* START *

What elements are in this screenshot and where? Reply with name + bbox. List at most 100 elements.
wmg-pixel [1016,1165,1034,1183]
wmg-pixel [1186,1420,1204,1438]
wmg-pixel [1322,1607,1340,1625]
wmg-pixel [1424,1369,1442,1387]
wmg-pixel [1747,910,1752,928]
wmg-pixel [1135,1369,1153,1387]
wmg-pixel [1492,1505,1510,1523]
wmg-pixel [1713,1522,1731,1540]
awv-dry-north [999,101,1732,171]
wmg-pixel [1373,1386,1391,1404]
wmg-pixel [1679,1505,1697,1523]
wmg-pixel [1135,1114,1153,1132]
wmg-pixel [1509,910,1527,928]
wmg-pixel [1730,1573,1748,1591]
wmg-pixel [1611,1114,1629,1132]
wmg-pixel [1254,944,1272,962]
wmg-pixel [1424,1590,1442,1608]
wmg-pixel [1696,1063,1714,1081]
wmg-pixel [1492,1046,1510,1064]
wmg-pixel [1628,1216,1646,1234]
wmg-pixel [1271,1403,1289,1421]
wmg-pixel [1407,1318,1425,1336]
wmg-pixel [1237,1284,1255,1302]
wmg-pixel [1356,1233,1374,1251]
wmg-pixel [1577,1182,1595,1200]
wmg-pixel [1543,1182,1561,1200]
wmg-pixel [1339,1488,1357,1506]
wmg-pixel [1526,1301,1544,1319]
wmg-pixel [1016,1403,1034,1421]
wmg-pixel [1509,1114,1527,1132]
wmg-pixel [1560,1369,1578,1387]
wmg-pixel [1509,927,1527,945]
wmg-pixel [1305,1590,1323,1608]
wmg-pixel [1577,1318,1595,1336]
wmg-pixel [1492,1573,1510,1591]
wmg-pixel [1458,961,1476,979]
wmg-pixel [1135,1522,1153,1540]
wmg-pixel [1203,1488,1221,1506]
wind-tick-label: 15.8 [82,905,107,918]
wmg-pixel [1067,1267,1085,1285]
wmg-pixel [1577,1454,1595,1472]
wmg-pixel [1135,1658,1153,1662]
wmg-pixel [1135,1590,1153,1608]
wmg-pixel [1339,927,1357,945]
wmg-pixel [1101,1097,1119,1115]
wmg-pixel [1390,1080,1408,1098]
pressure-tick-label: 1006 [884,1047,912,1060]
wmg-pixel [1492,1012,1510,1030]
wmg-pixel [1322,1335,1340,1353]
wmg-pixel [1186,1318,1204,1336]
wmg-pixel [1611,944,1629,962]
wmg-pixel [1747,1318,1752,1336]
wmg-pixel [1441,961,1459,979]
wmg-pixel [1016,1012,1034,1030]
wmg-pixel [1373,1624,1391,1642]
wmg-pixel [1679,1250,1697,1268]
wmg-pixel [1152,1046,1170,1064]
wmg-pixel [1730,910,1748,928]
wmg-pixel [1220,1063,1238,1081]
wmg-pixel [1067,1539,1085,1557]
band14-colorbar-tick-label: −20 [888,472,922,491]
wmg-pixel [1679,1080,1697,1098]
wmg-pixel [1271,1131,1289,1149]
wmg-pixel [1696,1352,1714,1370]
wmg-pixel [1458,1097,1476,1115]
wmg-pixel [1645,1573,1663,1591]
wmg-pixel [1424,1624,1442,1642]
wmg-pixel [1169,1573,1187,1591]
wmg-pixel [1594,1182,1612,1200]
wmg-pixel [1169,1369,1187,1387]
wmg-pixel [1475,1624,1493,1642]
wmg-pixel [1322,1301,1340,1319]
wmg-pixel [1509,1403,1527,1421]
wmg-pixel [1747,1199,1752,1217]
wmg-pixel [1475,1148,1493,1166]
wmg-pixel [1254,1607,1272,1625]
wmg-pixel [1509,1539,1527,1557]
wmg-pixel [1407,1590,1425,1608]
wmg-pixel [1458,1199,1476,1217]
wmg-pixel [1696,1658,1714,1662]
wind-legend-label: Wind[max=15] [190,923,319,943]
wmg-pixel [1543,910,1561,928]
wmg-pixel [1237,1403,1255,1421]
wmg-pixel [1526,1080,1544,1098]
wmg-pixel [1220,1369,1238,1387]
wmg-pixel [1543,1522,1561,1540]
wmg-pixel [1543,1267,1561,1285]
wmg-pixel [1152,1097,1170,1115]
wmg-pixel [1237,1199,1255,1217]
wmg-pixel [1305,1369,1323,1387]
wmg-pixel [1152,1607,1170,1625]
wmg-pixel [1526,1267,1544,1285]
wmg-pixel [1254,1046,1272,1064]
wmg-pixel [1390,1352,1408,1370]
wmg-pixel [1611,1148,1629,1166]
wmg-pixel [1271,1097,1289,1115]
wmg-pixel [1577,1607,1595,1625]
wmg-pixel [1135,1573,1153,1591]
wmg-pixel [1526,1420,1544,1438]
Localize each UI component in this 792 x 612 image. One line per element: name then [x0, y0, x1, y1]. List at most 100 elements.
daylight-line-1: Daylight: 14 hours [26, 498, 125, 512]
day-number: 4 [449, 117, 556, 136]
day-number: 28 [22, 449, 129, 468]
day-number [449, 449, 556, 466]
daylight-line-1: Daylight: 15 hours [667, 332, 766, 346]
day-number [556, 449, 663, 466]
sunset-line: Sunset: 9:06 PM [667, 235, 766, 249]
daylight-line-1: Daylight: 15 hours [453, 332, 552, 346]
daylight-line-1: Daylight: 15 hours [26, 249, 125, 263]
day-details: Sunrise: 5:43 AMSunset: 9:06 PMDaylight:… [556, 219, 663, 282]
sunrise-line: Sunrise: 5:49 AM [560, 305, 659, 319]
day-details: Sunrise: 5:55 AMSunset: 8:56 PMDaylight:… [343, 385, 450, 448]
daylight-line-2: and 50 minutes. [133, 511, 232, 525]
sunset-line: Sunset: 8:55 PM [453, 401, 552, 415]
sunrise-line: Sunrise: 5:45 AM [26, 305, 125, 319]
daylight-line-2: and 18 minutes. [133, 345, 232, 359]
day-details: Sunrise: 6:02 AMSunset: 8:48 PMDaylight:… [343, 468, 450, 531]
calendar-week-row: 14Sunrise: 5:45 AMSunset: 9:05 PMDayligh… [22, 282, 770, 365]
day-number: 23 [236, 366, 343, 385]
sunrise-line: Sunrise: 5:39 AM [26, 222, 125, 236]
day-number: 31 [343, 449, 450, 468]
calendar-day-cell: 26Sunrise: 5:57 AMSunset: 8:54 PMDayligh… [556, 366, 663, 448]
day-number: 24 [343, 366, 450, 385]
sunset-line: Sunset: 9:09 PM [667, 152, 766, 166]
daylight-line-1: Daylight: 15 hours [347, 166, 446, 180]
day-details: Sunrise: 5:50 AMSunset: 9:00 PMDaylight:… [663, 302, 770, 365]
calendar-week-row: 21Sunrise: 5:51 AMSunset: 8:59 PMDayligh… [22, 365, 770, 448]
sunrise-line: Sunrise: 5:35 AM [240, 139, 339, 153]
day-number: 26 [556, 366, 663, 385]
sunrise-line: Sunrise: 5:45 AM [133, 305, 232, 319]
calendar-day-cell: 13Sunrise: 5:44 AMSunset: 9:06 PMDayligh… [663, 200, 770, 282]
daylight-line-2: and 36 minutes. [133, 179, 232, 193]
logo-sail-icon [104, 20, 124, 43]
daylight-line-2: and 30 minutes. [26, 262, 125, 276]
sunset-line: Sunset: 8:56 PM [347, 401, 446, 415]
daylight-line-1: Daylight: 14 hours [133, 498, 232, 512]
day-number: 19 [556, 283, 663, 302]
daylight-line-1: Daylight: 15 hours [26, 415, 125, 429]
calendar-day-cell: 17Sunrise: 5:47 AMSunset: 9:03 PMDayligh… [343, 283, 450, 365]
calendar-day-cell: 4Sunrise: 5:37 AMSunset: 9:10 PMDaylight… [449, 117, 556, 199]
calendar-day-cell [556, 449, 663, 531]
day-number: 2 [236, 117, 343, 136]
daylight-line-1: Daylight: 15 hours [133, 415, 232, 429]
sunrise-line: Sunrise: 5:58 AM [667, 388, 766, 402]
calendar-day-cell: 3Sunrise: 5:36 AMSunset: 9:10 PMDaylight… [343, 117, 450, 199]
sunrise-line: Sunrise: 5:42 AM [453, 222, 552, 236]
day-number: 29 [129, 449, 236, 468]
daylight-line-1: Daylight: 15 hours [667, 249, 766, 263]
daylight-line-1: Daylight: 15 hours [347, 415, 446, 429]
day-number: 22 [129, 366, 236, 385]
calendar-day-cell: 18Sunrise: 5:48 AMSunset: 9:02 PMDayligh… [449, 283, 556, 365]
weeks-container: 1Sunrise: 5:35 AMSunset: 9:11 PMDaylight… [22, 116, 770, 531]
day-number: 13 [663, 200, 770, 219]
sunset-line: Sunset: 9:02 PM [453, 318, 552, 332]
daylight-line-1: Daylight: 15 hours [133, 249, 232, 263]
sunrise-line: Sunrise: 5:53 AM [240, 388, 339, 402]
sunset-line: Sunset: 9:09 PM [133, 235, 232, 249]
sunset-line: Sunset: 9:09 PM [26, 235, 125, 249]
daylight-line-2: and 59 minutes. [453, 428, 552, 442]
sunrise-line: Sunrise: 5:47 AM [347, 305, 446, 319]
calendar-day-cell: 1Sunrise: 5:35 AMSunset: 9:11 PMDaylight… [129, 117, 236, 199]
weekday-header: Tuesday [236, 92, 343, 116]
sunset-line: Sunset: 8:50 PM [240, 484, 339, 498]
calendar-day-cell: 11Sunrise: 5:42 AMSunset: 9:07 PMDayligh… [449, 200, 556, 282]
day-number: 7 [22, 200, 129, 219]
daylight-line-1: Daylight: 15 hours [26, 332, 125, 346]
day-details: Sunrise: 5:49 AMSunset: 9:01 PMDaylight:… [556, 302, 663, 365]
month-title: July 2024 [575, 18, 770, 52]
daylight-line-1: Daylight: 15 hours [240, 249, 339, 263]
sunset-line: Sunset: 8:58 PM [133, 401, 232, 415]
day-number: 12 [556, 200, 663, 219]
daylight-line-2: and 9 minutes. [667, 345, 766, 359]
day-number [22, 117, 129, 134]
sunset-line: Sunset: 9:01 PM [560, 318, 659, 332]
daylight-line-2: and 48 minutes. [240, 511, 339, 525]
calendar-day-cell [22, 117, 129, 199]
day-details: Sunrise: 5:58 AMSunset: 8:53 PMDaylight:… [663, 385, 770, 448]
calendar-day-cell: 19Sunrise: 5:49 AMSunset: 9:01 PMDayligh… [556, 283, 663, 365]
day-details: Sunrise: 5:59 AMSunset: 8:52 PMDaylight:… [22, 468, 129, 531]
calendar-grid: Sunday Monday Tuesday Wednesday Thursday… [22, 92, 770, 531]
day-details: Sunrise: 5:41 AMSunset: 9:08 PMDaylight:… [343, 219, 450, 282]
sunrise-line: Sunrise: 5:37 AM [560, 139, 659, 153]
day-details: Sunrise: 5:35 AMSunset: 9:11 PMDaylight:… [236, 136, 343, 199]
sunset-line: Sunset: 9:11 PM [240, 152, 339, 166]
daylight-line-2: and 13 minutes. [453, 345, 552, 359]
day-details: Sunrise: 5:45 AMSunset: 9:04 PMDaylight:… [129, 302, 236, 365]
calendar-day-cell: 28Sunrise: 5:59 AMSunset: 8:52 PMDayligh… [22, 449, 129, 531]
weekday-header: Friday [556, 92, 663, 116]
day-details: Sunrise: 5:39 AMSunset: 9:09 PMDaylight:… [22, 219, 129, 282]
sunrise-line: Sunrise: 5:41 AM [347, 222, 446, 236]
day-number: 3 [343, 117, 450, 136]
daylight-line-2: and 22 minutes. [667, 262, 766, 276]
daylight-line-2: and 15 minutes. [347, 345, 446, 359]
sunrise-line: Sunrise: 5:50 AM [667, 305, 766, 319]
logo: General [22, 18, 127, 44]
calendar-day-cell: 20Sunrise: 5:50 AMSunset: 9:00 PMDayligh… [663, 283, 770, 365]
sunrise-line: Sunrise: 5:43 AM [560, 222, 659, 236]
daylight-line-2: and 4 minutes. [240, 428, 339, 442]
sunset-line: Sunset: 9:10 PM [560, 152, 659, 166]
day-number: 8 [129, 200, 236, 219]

* END *

*Stated task*.
Return, unchanged, the stretch of records from the first line through the line that contains "wmg-pixel [1577,1318,1595,1336]", with both of these lines included.

*Expected answer*.
What elements are in this screenshot and where? Reply with name + bbox. List at most 100 elements.
wmg-pixel [1016,1165,1034,1183]
wmg-pixel [1186,1420,1204,1438]
wmg-pixel [1322,1607,1340,1625]
wmg-pixel [1424,1369,1442,1387]
wmg-pixel [1747,910,1752,928]
wmg-pixel [1135,1369,1153,1387]
wmg-pixel [1492,1505,1510,1523]
wmg-pixel [1713,1522,1731,1540]
awv-dry-north [999,101,1732,171]
wmg-pixel [1373,1386,1391,1404]
wmg-pixel [1679,1505,1697,1523]
wmg-pixel [1135,1114,1153,1132]
wmg-pixel [1509,910,1527,928]
wmg-pixel [1730,1573,1748,1591]
wmg-pixel [1611,1114,1629,1132]
wmg-pixel [1254,944,1272,962]
wmg-pixel [1424,1590,1442,1608]
wmg-pixel [1696,1063,1714,1081]
wmg-pixel [1492,1046,1510,1064]
wmg-pixel [1628,1216,1646,1234]
wmg-pixel [1271,1403,1289,1421]
wmg-pixel [1407,1318,1425,1336]
wmg-pixel [1237,1284,1255,1302]
wmg-pixel [1356,1233,1374,1251]
wmg-pixel [1577,1182,1595,1200]
wmg-pixel [1543,1182,1561,1200]
wmg-pixel [1339,1488,1357,1506]
wmg-pixel [1526,1301,1544,1319]
wmg-pixel [1016,1403,1034,1421]
wmg-pixel [1509,1114,1527,1132]
wmg-pixel [1560,1369,1578,1387]
wmg-pixel [1509,927,1527,945]
wmg-pixel [1305,1590,1323,1608]
wmg-pixel [1577,1318,1595,1336]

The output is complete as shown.